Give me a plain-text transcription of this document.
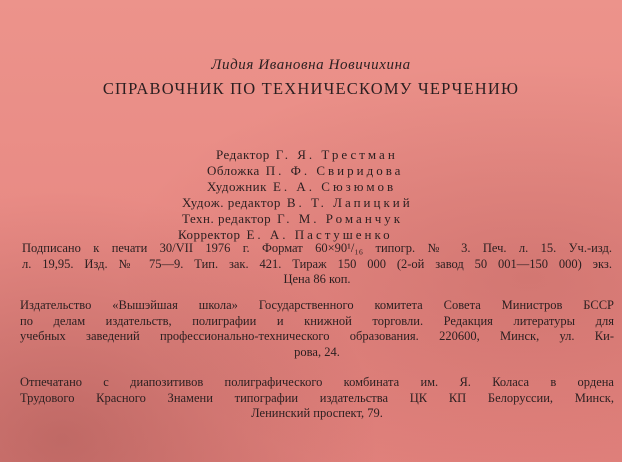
Лидия Ивановна Новичихина
СПРАВОЧНИК ПО ТЕХНИЧЕСКОМУ ЧЕРЧЕНИЮ
Редактор Г. Я. Трестман
Обложка П. Ф. Свиридова
Художник Е. А. Сюзюмов
Худож. редактор В. Т. Лапицкий
Техн. редактор Г. М. Романчук
Корректор Е. А. Пастушенко
Подписано к печати 30/VII 1976 г. Формат 60×90¹/₁₆ типогр. № 3. Печ. л. 15. Уч.-изд.
л. 19,95. Изд. № 75—9. Тип. зак. 421. Тираж 150 000 (2-ой завод 50 001—150 000) экз.
Цена 86 коп.
Издательство «Вышэйшая школа» Государственного комитета Совета Министров БССР
по делам издательств, полиграфии и книжной торговли. Редакция литературы для
учебных заведений профессионально-технического образования. 220600, Минск, ул. Ки-
рова, 24.
Отпечатано с диапозитивов полиграфического комбината им. Я. Коласа в ордена
Трудового Красного Знамени типографии издательства ЦК КП Белоруссии, Минск,
Ленинский проспект, 79.
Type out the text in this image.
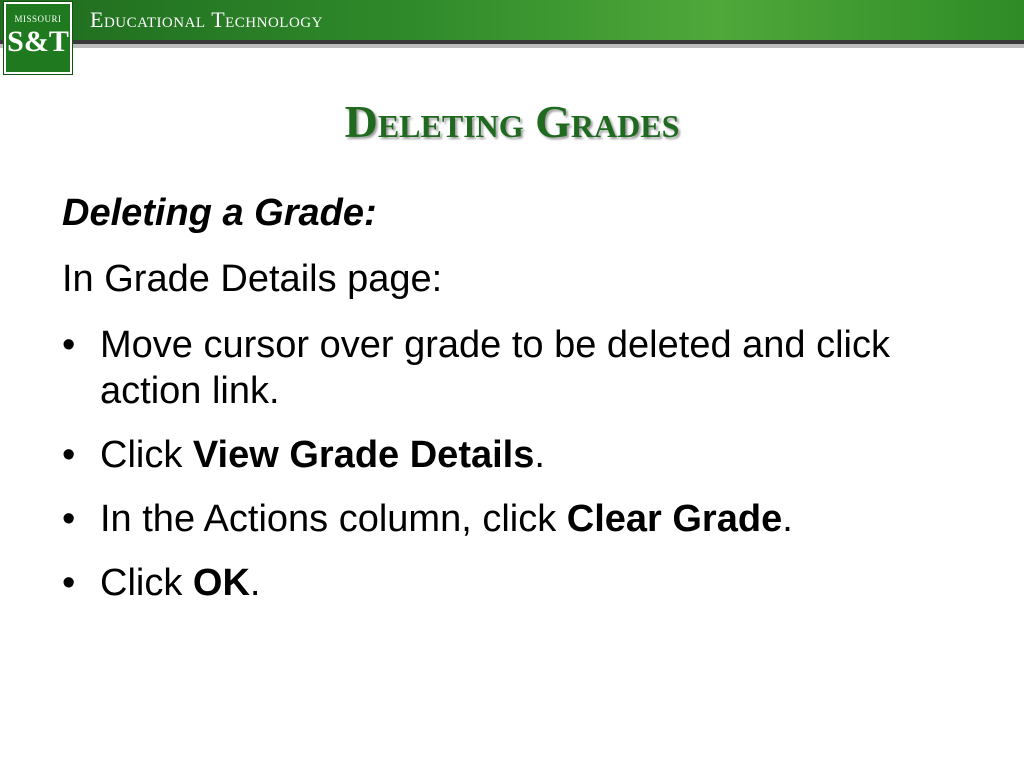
Educational Technology
MISSOURI
S&T
Deleting Grades

Deleting a Grade:

In Grade Details page:

• Move cursor over grade to be deleted and click action link.
• Click View Grade Details.
• In the Actions column, click Clear Grade.
• Click OK.
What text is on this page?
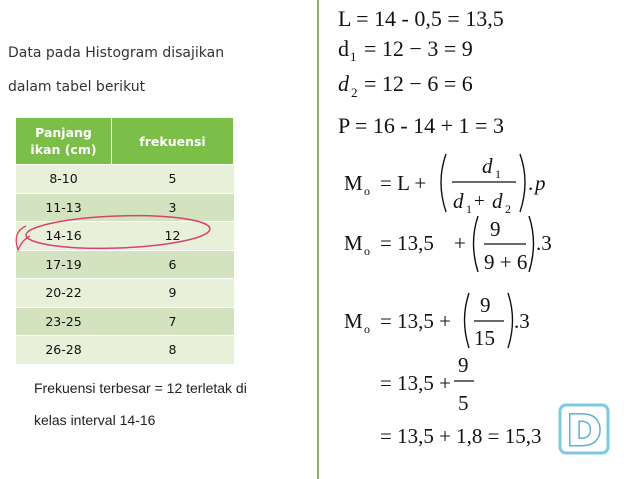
Data pada Histogram disajikan
dalam tabel berikut
Panjang
ikan (cm)	frekuensi
8-10	5
11-13	3
14-16	12
17-19	6
20-22	9
23-25	7
26-28	8
Frekuensi terbesar = 12 terletak di
kelas interval 14-16
L = 14 - 0,5 = 13,5
d 1 = 12 − 3 = 9
d 2 = 12 − 6 = 6
P = 16 - 14 + 1 = 3
M o = L +
d 1
d 1 + d 2
. p
M o = 13,5 +
9
9 + 6
.3
M o = 13,5 +
9
15
.3
= 13,5 +
9
5
= 13,5 + 1,8 = 15,3 D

• • • • • • •

Write out the entries above verbatim; the pictures do not belong in your copy.

● CORRECT RESPONSE:
Give me a plain-text transcription of this document.
Лидия Ивановна Новичихина
СПРАВОЧНИК ПО ТЕХНИЧЕСКОМУ ЧЕРЧЕНИЮ
Редактор Г. Я. Трестман
Обложка П. Ф. Свиридова
Художник Е. А. Сюзюмов
Худож. редактор В. Т. Лапицкий
Техн. редактор Г. М. Романчук
Корректор Е. А. Пастушенко
Подписано к печати 30/VII 1976 г. Формат 60×90¹/₁₆ типогр. № 3. Печ. л. 15. Уч.-изд.
л. 19,95. Изд. № 75—9. Тип. зак. 421. Тираж 150 000 (2-ой завод 50 001—150 000) экз.
Цена 86 коп.
Издательство «Вышэйшая школа» Государственного комитета Совета Министров БССР
по делам издательств, полиграфии и книжной торговли. Редакция литературы для
учебных заведений профессионально-технического образования. 220600, Минск, ул. Ки-
рова, 24.
Отпечатано с диапозитивов полиграфического комбината им. Я. Коласа в ордена
Трудового Красного Знамени типографии издательства ЦК КП Белоруссии, Минск,
Ленинский проспект, 79.
Type out the text in this image.
Educational Technology
MISSOURI
S&T
Deleting Grades

Deleting a Grade:

In Grade Details page:

• Move cursor over grade to be deleted and click action link.
• Click View Grade Details.
• In the Actions column, click Clear Grade.
• Click OK.
What text is on this page?
Data pada Histogram disajikan
dalam tabel berikut
Panjang
ikan (cm)	frekuensi
8-10	5
11-13	3
14-16	12
17-19	6
20-22	9
23-25	7
26-28	8
Frekuensi terbesar = 12 terletak di
kelas interval 14-16
L = 14 - 0,5 = 13,5
d 1 = 12 − 3 = 9
d 2 = 12 − 6 = 6
P = 16 - 14 + 1 = 3
M o = L +
d 1
d 1 + d 2
. p
M o = 13,5 +
9
9 + 6
.3
M o = 13,5 +
9
15
.3
= 13,5 +
9
5
= 13,5 + 1,8 = 15,3 D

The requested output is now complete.